§ **Task objective**: Transcribe the data that follows precisely, omitting nothing.

===== Supplied records =====

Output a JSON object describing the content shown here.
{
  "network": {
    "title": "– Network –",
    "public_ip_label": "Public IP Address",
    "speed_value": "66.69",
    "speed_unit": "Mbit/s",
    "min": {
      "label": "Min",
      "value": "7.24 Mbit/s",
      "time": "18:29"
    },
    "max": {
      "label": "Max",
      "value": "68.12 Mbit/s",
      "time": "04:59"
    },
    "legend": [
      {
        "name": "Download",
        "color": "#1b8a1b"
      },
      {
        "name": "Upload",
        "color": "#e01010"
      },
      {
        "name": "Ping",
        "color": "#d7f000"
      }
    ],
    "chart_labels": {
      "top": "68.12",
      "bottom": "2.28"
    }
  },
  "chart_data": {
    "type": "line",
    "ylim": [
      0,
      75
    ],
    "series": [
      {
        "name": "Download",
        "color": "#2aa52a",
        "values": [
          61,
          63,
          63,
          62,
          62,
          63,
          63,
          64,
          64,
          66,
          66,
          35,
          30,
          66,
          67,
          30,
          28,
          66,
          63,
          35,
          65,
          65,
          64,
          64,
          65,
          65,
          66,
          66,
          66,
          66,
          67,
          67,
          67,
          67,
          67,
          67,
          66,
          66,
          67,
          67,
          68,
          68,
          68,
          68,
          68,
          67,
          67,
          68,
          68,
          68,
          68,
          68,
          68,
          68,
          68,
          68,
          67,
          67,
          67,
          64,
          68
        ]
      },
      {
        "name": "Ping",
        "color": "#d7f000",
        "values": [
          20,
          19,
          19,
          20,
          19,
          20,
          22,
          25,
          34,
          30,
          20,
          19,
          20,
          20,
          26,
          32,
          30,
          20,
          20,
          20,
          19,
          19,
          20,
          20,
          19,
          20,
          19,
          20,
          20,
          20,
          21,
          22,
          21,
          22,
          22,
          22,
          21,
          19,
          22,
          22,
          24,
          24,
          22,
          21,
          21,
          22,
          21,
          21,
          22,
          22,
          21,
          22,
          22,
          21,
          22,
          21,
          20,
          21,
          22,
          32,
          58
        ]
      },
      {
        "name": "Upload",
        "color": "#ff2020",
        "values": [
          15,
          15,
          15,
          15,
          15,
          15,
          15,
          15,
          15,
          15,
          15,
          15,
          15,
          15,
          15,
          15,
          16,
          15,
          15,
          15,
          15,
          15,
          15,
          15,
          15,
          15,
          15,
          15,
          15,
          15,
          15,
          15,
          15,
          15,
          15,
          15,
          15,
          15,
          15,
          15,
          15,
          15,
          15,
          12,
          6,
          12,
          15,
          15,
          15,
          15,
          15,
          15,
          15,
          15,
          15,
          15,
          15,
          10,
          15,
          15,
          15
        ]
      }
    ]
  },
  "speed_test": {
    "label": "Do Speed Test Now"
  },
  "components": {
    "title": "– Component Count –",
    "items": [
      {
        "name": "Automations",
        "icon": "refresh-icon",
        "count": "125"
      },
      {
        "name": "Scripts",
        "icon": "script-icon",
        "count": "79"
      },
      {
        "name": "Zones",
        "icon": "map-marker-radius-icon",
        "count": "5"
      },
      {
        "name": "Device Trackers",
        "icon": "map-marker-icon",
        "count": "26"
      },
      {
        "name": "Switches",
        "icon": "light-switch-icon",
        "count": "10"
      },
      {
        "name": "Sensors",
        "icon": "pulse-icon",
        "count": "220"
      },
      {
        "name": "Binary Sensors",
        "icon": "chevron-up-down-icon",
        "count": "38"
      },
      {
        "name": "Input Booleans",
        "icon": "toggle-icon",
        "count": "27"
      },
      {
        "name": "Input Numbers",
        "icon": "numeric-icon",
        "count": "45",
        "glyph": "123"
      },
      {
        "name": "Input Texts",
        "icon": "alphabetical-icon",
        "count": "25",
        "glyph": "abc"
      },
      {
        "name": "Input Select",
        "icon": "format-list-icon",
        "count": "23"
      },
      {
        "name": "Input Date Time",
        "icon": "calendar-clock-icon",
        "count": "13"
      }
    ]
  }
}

=====

§ **Written response**:
Output a JSON object describing the content shown here.
{
  "network": {
    "title": "– Network –",
    "public_ip_label": "Public IP Address",
    "speed_value": "66.69",
    "speed_unit": "Mbit/s",
    "min": {
      "label": "Min",
      "value": "7.24 Mbit/s",
      "time": "18:29"
    },
    "max": {
      "label": "Max",
      "value": "68.12 Mbit/s",
      "time": "04:59"
    },
    "legend": [
      {
        "name": "Download",
        "color": "#1b8a1b"
      },
      {
        "name": "Upload",
        "color": "#e01010"
      },
      {
        "name": "Ping",
        "color": "#d7f000"
      }
    ],
    "chart_labels": {
      "top": "68.12",
      "bottom": "2.28"
    }
  },
  "chart_data": {
    "type": "line",
    "ylim": [
      0,
      75
    ],
    "series": [
      {
        "name": "Download",
        "color": "#2aa52a",
        "values": [
          61,
          63,
          63,
          62,
          62,
          63,
          63,
          64,
          64,
          66,
          66,
          35,
          30,
          66,
          67,
          30,
          28,
          66,
          63,
          35,
          65,
          65,
          64,
          64,
          65,
          65,
          66,
          66,
          66,
          66,
          67,
          67,
          67,
          67,
          67,
          67,
          66,
          66,
          67,
          67,
          68,
          68,
          68,
          68,
          68,
          67,
          67,
          68,
          68,
          68,
          68,
          68,
          68,
          68,
          68,
          68,
          67,
          67,
          67,
          64,
          68
        ]
      },
      {
        "name": "Ping",
        "color": "#d7f000",
        "values": [
          20,
          19,
          19,
          20,
          19,
          20,
          22,
          25,
          34,
          30,
          20,
          19,
          20,
          20,
          26,
          32,
          30,
          20,
          20,
          20,
          19,
          19,
          20,
          20,
          19,
          20,
          19,
          20,
          20,
          20,
          21,
          22,
          21,
          22,
          22,
          22,
          21,
          19,
          22,
          22,
          24,
          24,
          22,
          21,
          21,
          22,
          21,
          21,
          22,
          22,
          21,
          22,
          22,
          21,
          22,
          21,
          20,
          21,
          22,
          32,
          58
        ]
      },
      {
        "name": "Upload",
        "color": "#ff2020",
        "values": [
          15,
          15,
          15,
          15,
          15,
          15,
          15,
          15,
          15,
          15,
          15,
          15,
          15,
          15,
          15,
          15,
          16,
          15,
          15,
          15,
          15,
          15,
          15,
          15,
          15,
          15,
          15,
          15,
          15,
          15,
          15,
          15,
          15,
          15,
          15,
          15,
          15,
          15,
          15,
          15,
          15,
          15,
          15,
          12,
          6,
          12,
          15,
          15,
          15,
          15,
          15,
          15,
          15,
          15,
          15,
          15,
          15,
          10,
          15,
          15,
          15
        ]
      }
    ]
  },
  "speed_test": {
    "label": "Do Speed Test Now"
  },
  "components": {
    "title": "– Component Count –",
    "items": [
      {
        "name": "Automations",
        "icon": "refresh-icon",
        "count": "125"
      },
      {
        "name": "Scripts",
        "icon": "script-icon",
        "count": "79"
      },
      {
        "name": "Zones",
        "icon": "map-marker-radius-icon",
        "count": "5"
      },
      {
        "name": "Device Trackers",
        "icon": "map-marker-icon",
        "count": "26"
      },
      {
        "name": "Switches",
        "icon": "light-switch-icon",
        "count": "10"
      },
      {
        "name": "Sensors",
        "icon": "pulse-icon",
        "count": "220"
      },
      {
        "name": "Binary Sensors",
        "icon": "chevron-up-down-icon",
        "count": "38"
      },
      {
        "name": "Input Booleans",
        "icon": "toggle-icon",
        "count": "27"
      },
      {
        "name": "Input Numbers",
        "icon": "numeric-icon",
        "count": "45",
        "glyph": "123"
      },
      {
        "name": "Input Texts",
        "icon": "alphabetical-icon",
        "count": "25",
        "glyph": "abc"
      },
      {
        "name": "Input Select",
        "icon": "format-list-icon",
        "count": "23"
      },
      {
        "name": "Input Date Time",
        "icon": "calendar-clock-icon",
        "count": "13"
      }
    ]
  }
}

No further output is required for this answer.